_Stated problem_. Work out how many lines of the listing hold the string "right". Answer with that number alone.

···

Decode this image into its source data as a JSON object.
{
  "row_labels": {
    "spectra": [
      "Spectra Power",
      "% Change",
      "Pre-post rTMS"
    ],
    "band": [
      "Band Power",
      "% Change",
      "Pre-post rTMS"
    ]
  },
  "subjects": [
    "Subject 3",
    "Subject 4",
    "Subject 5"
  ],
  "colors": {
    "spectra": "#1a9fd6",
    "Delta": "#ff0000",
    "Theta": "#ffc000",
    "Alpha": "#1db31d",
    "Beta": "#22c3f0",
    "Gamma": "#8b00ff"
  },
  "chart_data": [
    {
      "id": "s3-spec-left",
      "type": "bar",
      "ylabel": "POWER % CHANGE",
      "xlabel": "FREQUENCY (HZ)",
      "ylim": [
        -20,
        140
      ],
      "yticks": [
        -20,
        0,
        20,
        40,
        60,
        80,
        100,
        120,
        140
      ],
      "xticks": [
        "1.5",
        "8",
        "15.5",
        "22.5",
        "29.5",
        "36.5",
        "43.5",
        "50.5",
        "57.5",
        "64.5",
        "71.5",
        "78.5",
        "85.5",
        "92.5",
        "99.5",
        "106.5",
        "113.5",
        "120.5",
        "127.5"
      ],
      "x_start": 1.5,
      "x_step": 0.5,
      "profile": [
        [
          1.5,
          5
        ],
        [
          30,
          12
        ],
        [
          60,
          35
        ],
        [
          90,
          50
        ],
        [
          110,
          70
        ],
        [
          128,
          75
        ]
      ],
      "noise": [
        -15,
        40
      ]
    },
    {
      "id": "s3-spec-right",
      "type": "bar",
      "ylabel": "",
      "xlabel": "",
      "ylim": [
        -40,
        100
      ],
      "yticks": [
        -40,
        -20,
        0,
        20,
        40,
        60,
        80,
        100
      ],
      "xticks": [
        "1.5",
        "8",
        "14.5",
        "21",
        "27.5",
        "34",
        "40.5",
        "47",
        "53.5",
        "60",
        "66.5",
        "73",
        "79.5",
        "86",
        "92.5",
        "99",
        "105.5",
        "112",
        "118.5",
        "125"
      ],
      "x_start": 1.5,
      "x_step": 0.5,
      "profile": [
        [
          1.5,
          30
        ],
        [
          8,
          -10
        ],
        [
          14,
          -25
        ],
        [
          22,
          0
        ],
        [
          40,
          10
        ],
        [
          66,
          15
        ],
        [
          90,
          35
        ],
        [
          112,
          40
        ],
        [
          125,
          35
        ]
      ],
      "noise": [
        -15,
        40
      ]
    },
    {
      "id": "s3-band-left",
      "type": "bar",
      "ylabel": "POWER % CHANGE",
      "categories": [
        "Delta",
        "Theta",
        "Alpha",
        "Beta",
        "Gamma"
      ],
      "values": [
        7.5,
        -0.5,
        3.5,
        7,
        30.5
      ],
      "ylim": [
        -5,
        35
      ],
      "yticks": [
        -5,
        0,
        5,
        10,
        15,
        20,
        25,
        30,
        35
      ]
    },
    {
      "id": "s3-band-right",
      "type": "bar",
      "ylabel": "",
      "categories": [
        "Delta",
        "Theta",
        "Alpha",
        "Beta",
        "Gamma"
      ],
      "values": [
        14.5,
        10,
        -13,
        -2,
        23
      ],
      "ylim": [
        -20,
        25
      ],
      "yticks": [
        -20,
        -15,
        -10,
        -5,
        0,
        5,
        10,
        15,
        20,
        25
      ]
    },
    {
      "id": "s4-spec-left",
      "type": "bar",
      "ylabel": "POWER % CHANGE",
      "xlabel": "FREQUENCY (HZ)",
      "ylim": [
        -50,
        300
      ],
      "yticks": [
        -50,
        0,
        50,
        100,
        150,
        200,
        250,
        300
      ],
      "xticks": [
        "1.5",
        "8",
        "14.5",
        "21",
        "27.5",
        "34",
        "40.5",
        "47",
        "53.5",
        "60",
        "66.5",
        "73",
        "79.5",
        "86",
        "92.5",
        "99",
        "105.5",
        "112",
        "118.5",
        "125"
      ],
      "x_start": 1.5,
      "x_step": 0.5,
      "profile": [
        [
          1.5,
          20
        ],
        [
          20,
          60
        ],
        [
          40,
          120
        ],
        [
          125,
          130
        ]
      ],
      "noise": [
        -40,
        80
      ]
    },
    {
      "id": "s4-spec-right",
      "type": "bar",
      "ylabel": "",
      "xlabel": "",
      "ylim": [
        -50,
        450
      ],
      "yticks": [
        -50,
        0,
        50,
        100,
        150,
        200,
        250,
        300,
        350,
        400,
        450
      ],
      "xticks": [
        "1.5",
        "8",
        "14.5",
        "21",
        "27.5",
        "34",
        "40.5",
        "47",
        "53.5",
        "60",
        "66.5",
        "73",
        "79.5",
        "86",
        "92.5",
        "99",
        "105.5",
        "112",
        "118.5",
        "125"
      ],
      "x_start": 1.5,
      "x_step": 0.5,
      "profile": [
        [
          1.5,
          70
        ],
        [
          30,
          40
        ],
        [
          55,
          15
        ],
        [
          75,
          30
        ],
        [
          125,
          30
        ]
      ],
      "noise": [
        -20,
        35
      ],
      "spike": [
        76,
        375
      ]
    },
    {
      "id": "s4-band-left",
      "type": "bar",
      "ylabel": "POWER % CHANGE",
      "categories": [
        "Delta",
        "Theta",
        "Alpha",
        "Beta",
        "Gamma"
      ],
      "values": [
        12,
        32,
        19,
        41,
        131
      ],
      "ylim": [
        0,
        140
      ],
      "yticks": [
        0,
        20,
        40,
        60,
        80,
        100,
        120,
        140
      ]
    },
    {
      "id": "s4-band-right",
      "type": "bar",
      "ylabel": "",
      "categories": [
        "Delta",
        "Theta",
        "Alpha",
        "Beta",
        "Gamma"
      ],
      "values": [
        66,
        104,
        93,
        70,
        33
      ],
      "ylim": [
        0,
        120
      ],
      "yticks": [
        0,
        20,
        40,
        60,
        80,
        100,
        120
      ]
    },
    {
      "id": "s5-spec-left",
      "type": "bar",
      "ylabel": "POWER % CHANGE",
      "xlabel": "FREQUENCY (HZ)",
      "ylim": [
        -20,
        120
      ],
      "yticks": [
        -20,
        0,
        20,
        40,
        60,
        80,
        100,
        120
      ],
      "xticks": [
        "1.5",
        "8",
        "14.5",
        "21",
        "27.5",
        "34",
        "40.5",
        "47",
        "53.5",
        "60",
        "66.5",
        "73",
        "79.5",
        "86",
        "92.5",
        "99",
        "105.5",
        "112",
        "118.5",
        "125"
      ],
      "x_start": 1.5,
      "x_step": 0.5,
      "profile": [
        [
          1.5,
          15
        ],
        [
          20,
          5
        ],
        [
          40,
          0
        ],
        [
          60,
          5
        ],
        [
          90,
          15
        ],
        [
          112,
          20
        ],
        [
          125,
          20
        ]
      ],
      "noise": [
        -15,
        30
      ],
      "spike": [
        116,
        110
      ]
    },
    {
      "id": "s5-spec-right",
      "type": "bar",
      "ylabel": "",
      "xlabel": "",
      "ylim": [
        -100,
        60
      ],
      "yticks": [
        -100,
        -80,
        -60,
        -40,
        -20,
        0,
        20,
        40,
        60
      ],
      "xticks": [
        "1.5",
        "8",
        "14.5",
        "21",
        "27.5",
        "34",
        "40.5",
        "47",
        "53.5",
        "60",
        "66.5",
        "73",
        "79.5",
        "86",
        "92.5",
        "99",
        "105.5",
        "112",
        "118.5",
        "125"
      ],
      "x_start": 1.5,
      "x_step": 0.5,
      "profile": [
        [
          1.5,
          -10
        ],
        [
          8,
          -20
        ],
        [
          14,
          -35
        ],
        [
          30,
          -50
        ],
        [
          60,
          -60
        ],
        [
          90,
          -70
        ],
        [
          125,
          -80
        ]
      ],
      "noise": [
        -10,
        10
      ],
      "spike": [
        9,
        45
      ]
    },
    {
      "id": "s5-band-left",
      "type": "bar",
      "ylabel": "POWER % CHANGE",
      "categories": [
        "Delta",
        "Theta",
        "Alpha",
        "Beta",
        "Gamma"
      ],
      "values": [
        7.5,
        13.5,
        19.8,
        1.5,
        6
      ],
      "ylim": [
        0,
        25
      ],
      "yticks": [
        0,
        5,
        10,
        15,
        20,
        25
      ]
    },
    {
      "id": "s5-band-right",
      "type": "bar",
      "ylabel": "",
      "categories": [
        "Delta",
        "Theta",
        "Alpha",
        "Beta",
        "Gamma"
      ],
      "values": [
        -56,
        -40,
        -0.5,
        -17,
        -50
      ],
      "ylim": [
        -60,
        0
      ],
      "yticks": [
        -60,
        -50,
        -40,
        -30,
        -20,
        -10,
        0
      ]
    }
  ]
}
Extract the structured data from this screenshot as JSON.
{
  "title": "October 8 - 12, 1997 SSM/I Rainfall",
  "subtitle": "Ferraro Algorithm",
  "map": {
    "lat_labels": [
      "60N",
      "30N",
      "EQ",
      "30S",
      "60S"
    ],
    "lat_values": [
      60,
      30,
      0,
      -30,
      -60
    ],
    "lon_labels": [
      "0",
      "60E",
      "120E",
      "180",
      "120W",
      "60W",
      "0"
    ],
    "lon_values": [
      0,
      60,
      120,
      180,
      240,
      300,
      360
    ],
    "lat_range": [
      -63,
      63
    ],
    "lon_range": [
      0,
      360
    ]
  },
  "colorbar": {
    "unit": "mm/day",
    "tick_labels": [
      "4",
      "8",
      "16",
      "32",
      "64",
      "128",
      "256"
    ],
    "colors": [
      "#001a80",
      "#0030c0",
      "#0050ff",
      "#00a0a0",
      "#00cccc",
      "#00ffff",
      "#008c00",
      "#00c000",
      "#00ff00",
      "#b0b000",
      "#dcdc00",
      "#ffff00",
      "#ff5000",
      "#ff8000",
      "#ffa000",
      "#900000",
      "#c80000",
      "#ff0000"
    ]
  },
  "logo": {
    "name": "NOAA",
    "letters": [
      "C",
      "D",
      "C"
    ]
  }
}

···

_Response to the exercise_. 6